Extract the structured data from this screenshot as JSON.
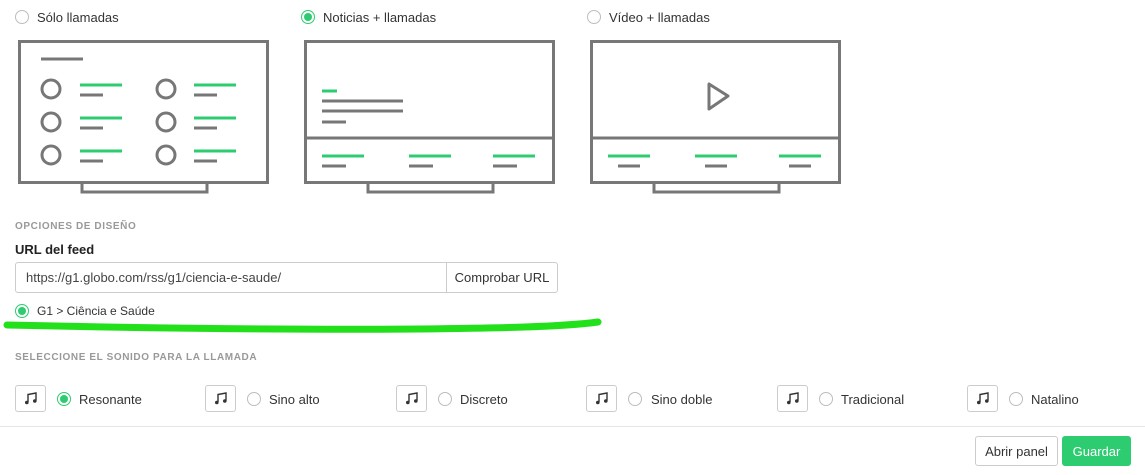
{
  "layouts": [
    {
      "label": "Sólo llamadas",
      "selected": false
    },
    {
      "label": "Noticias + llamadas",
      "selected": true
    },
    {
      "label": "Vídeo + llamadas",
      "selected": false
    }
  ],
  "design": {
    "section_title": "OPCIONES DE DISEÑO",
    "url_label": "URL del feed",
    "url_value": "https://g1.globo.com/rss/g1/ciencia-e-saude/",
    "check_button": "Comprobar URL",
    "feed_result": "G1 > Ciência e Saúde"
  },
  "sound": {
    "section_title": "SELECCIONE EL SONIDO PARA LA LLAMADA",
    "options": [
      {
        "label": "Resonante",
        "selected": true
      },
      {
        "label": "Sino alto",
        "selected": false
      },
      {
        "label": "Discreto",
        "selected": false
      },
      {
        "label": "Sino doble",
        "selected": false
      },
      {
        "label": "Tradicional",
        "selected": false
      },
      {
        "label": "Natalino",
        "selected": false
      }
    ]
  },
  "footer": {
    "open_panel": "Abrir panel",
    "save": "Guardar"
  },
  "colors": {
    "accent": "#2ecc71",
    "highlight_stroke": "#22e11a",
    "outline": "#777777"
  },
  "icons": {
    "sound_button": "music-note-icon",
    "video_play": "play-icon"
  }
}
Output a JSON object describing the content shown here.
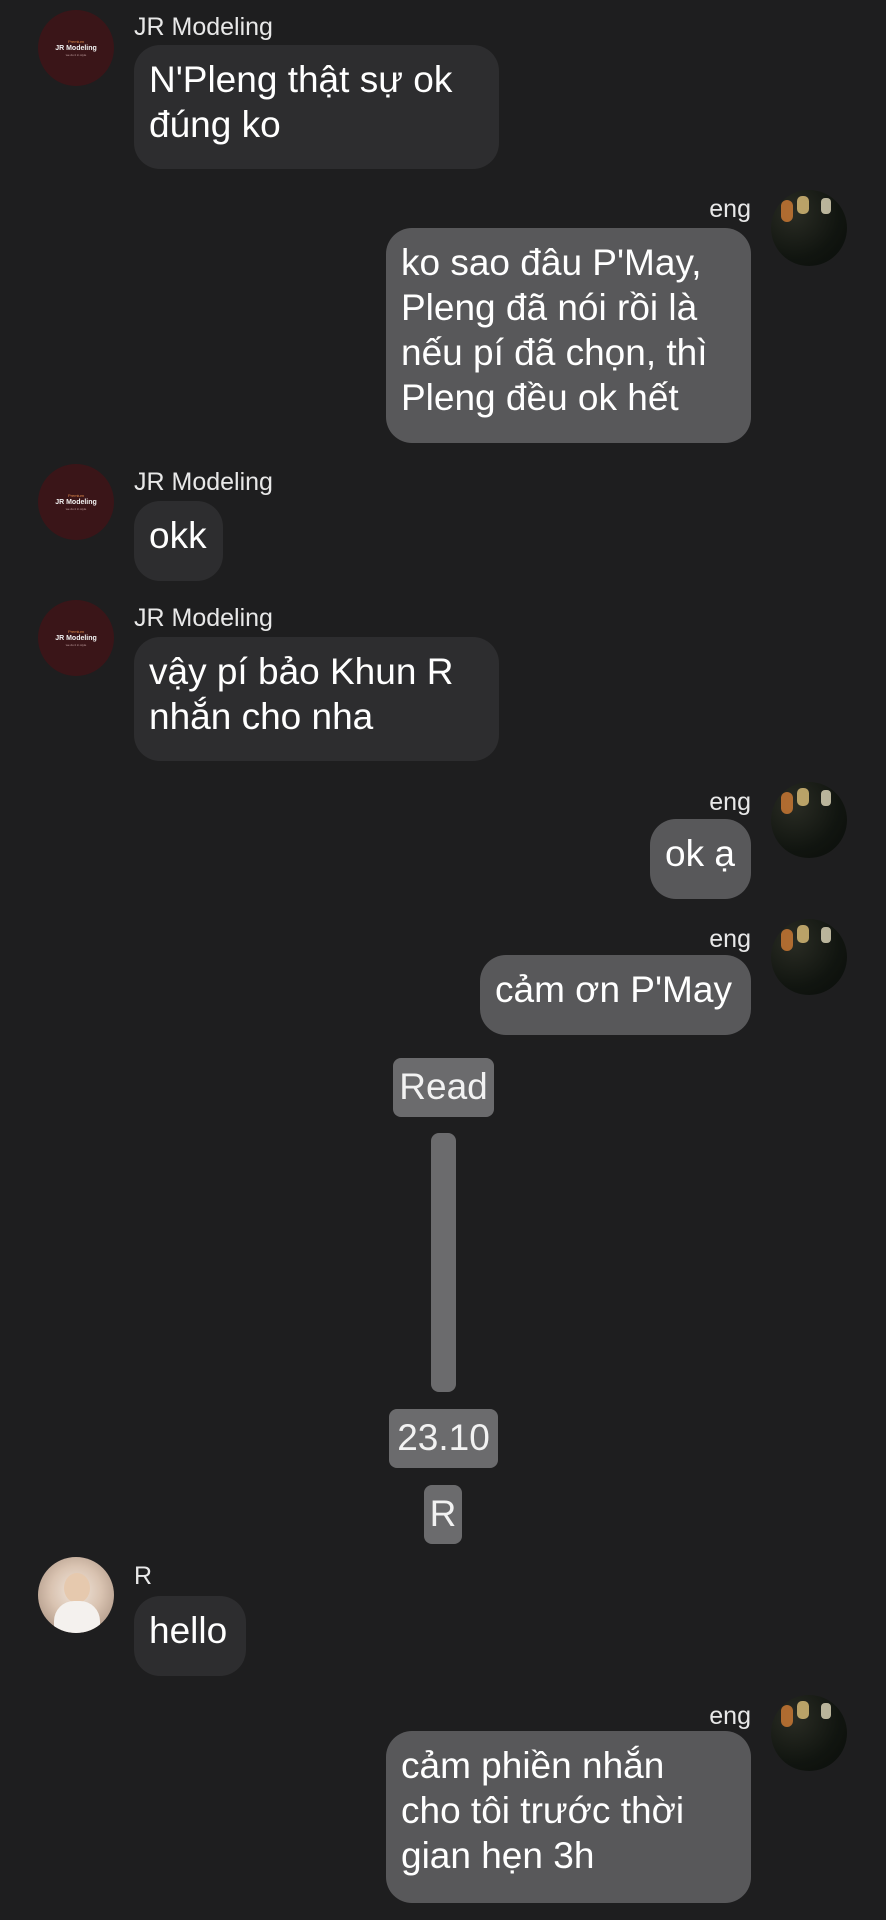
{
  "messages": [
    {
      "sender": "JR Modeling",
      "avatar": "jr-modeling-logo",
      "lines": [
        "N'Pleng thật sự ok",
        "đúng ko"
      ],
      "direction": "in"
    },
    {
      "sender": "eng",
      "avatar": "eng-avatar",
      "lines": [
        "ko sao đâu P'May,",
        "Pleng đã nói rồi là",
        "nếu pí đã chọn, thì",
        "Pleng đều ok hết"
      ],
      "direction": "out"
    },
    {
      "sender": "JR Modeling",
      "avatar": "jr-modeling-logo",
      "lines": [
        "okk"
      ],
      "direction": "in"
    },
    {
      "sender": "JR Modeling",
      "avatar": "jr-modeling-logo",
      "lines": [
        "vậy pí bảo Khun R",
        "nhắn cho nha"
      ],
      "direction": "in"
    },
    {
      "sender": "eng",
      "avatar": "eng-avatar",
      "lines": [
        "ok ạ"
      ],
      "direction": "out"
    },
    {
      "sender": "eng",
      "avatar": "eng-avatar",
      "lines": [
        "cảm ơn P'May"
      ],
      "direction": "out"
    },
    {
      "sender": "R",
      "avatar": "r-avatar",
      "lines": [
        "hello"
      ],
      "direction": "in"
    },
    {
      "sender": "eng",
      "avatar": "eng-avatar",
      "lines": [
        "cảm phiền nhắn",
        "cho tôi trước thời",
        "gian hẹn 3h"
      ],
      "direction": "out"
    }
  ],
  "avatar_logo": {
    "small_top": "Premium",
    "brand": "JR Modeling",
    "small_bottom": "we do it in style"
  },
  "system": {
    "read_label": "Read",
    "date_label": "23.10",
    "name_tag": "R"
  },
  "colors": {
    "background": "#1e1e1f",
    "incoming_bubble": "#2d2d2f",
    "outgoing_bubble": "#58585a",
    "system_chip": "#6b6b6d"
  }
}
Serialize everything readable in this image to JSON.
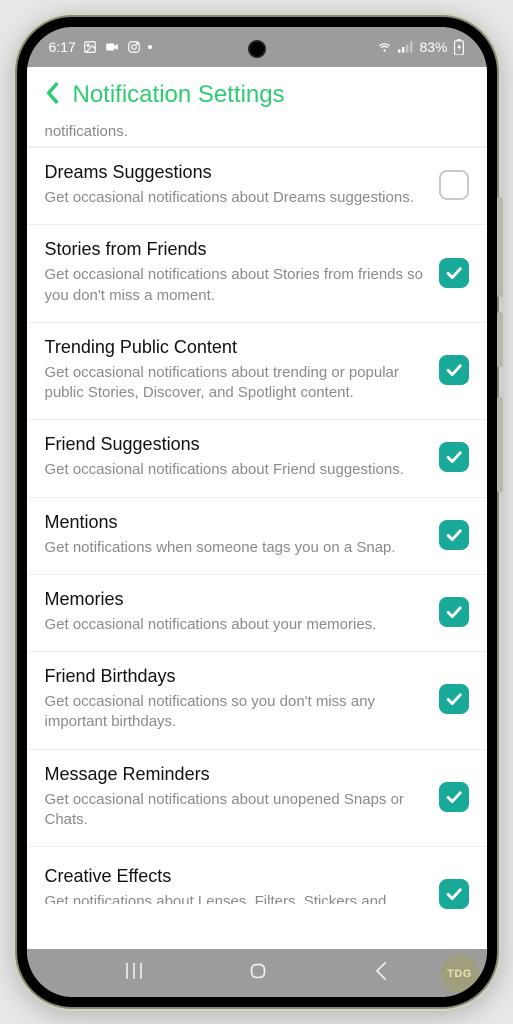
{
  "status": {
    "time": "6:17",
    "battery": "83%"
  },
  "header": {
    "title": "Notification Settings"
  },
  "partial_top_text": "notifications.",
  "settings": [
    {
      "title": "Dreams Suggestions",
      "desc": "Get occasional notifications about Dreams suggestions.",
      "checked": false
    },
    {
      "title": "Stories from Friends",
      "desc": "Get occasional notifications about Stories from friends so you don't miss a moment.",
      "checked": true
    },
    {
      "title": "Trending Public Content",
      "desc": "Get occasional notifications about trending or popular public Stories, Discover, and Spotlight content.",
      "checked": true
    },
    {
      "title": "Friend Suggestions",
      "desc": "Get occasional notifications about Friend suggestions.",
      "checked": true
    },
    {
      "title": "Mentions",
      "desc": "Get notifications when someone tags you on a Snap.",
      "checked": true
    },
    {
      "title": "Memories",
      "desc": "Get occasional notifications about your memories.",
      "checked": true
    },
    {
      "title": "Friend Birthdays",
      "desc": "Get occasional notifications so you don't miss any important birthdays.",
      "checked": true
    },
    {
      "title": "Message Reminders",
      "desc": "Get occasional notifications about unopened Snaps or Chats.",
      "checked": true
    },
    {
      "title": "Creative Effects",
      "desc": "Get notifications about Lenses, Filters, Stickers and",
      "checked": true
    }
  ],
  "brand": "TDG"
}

- **Given request**
Copy the entries above faithfully and omit every image.

- **Reply to the task**
Extract the structured data from this screenshot as JSON.
{
  "layouts": [
    {
      "label": "Sólo llamadas",
      "selected": false
    },
    {
      "label": "Noticias + llamadas",
      "selected": true
    },
    {
      "label": "Vídeo + llamadas",
      "selected": false
    }
  ],
  "design": {
    "section_title": "OPCIONES DE DISEÑO",
    "url_label": "URL del feed",
    "url_value": "https://g1.globo.com/rss/g1/ciencia-e-saude/",
    "check_button": "Comprobar URL",
    "feed_result": "G1 > Ciência e Saúde"
  },
  "sound": {
    "section_title": "SELECCIONE EL SONIDO PARA LA LLAMADA",
    "options": [
      {
        "label": "Resonante",
        "selected": true
      },
      {
        "label": "Sino alto",
        "selected": false
      },
      {
        "label": "Discreto",
        "selected": false
      },
      {
        "label": "Sino doble",
        "selected": false
      },
      {
        "label": "Tradicional",
        "selected": false
      },
      {
        "label": "Natalino",
        "selected": false
      }
    ]
  },
  "footer": {
    "open_panel": "Abrir panel",
    "save": "Guardar"
  },
  "colors": {
    "accent": "#2ecc71",
    "highlight_stroke": "#22e11a",
    "outline": "#777777"
  },
  "icons": {
    "sound_button": "music-note-icon",
    "video_play": "play-icon"
  }
}
Output a JSON object describing the content shown here.
{
  "messages": [
    {
      "sender": "JR Modeling",
      "avatar": "jr-modeling-logo",
      "lines": [
        "N'Pleng thật sự ok",
        "đúng ko"
      ],
      "direction": "in"
    },
    {
      "sender": "eng",
      "avatar": "eng-avatar",
      "lines": [
        "ko sao đâu P'May,",
        "Pleng đã nói rồi là",
        "nếu pí đã chọn, thì",
        "Pleng đều ok hết"
      ],
      "direction": "out"
    },
    {
      "sender": "JR Modeling",
      "avatar": "jr-modeling-logo",
      "lines": [
        "okk"
      ],
      "direction": "in"
    },
    {
      "sender": "JR Modeling",
      "avatar": "jr-modeling-logo",
      "lines": [
        "vậy pí bảo Khun R",
        "nhắn cho nha"
      ],
      "direction": "in"
    },
    {
      "sender": "eng",
      "avatar": "eng-avatar",
      "lines": [
        "ok ạ"
      ],
      "direction": "out"
    },
    {
      "sender": "eng",
      "avatar": "eng-avatar",
      "lines": [
        "cảm ơn P'May"
      ],
      "direction": "out"
    },
    {
      "sender": "R",
      "avatar": "r-avatar",
      "lines": [
        "hello"
      ],
      "direction": "in"
    },
    {
      "sender": "eng",
      "avatar": "eng-avatar",
      "lines": [
        "cảm phiền nhắn",
        "cho tôi trước thời",
        "gian hẹn 3h"
      ],
      "direction": "out"
    }
  ],
  "avatar_logo": {
    "small_top": "Premium",
    "brand": "JR Modeling",
    "small_bottom": "we do it in style"
  },
  "system": {
    "read_label": "Read",
    "date_label": "23.10",
    "name_tag": "R"
  },
  "colors": {
    "background": "#1e1e1f",
    "incoming_bubble": "#2d2d2f",
    "outgoing_bubble": "#58585a",
    "system_chip": "#6b6b6d"
  }
}
Serialize everything readable in this image to JSON.
{
  "status": {
    "time": "6:17",
    "battery": "83%"
  },
  "header": {
    "title": "Notification Settings"
  },
  "partial_top_text": "notifications.",
  "settings": [
    {
      "title": "Dreams Suggestions",
      "desc": "Get occasional notifications about Dreams suggestions.",
      "checked": false
    },
    {
      "title": "Stories from Friends",
      "desc": "Get occasional notifications about Stories from friends so you don't miss a moment.",
      "checked": true
    },
    {
      "title": "Trending Public Content",
      "desc": "Get occasional notifications about trending or popular public Stories, Discover, and Spotlight content.",
      "checked": true
    },
    {
      "title": "Friend Suggestions",
      "desc": "Get occasional notifications about Friend suggestions.",
      "checked": true
    },
    {
      "title": "Mentions",
      "desc": "Get notifications when someone tags you on a Snap.",
      "checked": true
    },
    {
      "title": "Memories",
      "desc": "Get occasional notifications about your memories.",
      "checked": true
    },
    {
      "title": "Friend Birthdays",
      "desc": "Get occasional notifications so you don't miss any important birthdays.",
      "checked": true
    },
    {
      "title": "Message Reminders",
      "desc": "Get occasional notifications about unopened Snaps or Chats.",
      "checked": true
    },
    {
      "title": "Creative Effects",
      "desc": "Get notifications about Lenses, Filters, Stickers and",
      "checked": true
    }
  ],
  "brand": "TDG"
}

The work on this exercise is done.